● **The exercise**: Print the entries below in their entirety, exactly as they are written.

● **Input records**:
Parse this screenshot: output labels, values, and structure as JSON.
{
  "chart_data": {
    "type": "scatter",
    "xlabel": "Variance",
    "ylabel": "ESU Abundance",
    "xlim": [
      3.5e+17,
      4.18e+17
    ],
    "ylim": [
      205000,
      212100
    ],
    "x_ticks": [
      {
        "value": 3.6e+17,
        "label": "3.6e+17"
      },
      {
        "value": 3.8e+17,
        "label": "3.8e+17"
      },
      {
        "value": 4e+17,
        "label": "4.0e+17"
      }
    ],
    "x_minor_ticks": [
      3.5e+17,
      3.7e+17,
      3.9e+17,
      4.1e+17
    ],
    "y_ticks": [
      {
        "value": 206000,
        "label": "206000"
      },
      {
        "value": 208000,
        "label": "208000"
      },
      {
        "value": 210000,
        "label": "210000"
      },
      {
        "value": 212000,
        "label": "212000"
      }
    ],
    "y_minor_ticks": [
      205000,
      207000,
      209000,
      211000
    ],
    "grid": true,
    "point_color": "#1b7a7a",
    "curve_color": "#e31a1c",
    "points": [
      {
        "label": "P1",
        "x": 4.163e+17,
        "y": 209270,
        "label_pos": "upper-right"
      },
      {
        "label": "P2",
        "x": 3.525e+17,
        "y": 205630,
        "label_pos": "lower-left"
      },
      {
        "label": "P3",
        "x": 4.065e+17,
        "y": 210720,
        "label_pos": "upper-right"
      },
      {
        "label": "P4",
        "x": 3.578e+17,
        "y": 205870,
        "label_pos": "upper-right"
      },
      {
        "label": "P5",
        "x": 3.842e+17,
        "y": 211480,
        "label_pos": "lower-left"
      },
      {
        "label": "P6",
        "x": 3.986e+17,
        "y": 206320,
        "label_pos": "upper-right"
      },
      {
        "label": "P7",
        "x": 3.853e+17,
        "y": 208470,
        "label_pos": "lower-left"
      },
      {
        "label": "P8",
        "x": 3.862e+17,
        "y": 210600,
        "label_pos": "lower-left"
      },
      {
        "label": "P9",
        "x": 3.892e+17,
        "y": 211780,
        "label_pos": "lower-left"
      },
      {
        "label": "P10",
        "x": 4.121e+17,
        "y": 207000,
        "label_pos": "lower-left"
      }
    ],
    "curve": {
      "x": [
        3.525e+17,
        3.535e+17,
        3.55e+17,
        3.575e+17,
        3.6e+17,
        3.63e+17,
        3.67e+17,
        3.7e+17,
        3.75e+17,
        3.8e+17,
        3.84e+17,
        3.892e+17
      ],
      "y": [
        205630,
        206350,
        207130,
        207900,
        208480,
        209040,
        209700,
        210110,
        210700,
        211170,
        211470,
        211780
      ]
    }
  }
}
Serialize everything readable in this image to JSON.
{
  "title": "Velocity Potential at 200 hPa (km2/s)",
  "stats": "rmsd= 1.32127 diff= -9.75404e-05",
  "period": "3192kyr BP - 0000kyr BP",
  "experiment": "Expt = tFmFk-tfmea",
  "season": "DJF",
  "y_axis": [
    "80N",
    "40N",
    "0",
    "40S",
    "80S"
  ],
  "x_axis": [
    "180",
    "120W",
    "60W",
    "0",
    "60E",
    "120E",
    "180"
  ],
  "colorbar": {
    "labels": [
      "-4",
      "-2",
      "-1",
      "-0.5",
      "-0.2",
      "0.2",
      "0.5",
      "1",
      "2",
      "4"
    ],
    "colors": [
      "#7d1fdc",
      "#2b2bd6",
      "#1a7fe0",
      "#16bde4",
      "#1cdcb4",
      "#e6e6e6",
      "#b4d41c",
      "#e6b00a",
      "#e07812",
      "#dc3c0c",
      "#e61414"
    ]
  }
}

● **Reply to the task**:
Parse this screenshot: output labels, values, and structure as JSON.
{
  "chart_data": {
    "type": "scatter",
    "xlabel": "Variance",
    "ylabel": "ESU Abundance",
    "xlim": [
      3.5e+17,
      4.18e+17
    ],
    "ylim": [
      205000,
      212100
    ],
    "x_ticks": [
      {
        "value": 3.6e+17,
        "label": "3.6e+17"
      },
      {
        "value": 3.8e+17,
        "label": "3.8e+17"
      },
      {
        "value": 4e+17,
        "label": "4.0e+17"
      }
    ],
    "x_minor_ticks": [
      3.5e+17,
      3.7e+17,
      3.9e+17,
      4.1e+17
    ],
    "y_ticks": [
      {
        "value": 206000,
        "label": "206000"
      },
      {
        "value": 208000,
        "label": "208000"
      },
      {
        "value": 210000,
        "label": "210000"
      },
      {
        "value": 212000,
        "label": "212000"
      }
    ],
    "y_minor_ticks": [
      205000,
      207000,
      209000,
      211000
    ],
    "grid": true,
    "point_color": "#1b7a7a",
    "curve_color": "#e31a1c",
    "points": [
      {
        "label": "P1",
        "x": 4.163e+17,
        "y": 209270,
        "label_pos": "upper-right"
      },
      {
        "label": "P2",
        "x": 3.525e+17,
        "y": 205630,
        "label_pos": "lower-left"
      },
      {
        "label": "P3",
        "x": 4.065e+17,
        "y": 210720,
        "label_pos": "upper-right"
      },
      {
        "label": "P4",
        "x": 3.578e+17,
        "y": 205870,
        "label_pos": "upper-right"
      },
      {
        "label": "P5",
        "x": 3.842e+17,
        "y": 211480,
        "label_pos": "lower-left"
      },
      {
        "label": "P6",
        "x": 3.986e+17,
        "y": 206320,
        "label_pos": "upper-right"
      },
      {
        "label": "P7",
        "x": 3.853e+17,
        "y": 208470,
        "label_pos": "lower-left"
      },
      {
        "label": "P8",
        "x": 3.862e+17,
        "y": 210600,
        "label_pos": "lower-left"
      },
      {
        "label": "P9",
        "x": 3.892e+17,
        "y": 211780,
        "label_pos": "lower-left"
      },
      {
        "label": "P10",
        "x": 4.121e+17,
        "y": 207000,
        "label_pos": "lower-left"
      }
    ],
    "curve": {
      "x": [
        3.525e+17,
        3.535e+17,
        3.55e+17,
        3.575e+17,
        3.6e+17,
        3.63e+17,
        3.67e+17,
        3.7e+17,
        3.75e+17,
        3.8e+17,
        3.84e+17,
        3.892e+17
      ],
      "y": [
        205630,
        206350,
        207130,
        207900,
        208480,
        209040,
        209700,
        210110,
        210700,
        211170,
        211470,
        211780
      ]
    }
  }
}
Serialize everything readable in this image to JSON.
{
  "title": "Velocity Potential at 200 hPa (km2/s)",
  "stats": "rmsd= 1.32127 diff= -9.75404e-05",
  "period": "3192kyr BP - 0000kyr BP",
  "experiment": "Expt = tFmFk-tfmea",
  "season": "DJF",
  "y_axis": [
    "80N",
    "40N",
    "0",
    "40S",
    "80S"
  ],
  "x_axis": [
    "180",
    "120W",
    "60W",
    "0",
    "60E",
    "120E",
    "180"
  ],
  "colorbar": {
    "labels": [
      "-4",
      "-2",
      "-1",
      "-0.5",
      "-0.2",
      "0.2",
      "0.5",
      "1",
      "2",
      "4"
    ],
    "colors": [
      "#7d1fdc",
      "#2b2bd6",
      "#1a7fe0",
      "#16bde4",
      "#1cdcb4",
      "#e6e6e6",
      "#b4d41c",
      "#e6b00a",
      "#e07812",
      "#dc3c0c",
      "#e61414"
    ]
  }
}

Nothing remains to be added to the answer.